= Work to be completed =
Extract all lines that hold the string "Schulungszentren".

= Material for this exercise =
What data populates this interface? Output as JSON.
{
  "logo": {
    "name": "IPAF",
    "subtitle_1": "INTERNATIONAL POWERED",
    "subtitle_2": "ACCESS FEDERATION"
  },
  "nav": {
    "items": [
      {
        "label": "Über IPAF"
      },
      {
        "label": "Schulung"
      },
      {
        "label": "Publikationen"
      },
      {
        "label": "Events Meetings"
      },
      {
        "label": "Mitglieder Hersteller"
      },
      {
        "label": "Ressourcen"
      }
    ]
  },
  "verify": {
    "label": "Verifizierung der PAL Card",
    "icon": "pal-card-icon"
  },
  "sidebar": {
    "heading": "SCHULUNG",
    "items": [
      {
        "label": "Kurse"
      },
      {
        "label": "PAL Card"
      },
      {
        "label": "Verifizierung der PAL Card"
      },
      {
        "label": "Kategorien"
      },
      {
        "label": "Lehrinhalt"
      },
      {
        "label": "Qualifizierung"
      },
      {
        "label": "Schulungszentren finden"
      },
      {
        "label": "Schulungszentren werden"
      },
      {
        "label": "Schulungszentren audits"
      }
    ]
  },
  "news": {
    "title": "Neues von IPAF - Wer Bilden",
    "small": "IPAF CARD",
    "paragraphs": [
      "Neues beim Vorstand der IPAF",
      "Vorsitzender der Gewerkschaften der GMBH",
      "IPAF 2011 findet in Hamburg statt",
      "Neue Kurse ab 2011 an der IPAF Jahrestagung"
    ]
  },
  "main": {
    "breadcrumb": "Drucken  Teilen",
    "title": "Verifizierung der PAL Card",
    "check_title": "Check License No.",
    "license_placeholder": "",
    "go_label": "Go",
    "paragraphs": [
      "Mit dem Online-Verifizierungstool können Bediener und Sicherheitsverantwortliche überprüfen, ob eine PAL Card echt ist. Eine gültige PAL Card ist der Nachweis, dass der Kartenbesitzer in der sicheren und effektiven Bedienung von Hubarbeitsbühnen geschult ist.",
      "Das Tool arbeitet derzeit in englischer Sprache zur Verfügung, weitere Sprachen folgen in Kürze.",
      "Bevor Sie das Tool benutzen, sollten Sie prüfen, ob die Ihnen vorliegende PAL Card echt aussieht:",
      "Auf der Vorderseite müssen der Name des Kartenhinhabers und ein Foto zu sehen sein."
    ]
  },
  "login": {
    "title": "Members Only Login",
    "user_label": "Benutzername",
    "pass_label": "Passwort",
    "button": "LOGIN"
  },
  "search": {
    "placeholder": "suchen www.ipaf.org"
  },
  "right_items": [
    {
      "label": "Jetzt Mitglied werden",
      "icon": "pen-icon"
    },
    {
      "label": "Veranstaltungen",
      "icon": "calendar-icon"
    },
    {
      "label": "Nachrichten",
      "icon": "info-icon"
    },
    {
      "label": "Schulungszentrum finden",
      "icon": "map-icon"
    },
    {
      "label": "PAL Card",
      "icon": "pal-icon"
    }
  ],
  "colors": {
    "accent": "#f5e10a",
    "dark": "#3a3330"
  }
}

= Task result =
        "label": "Schulungszentren finden"
        "label": "Schulungszentren werden"
        "label": "Schulungszentren audits"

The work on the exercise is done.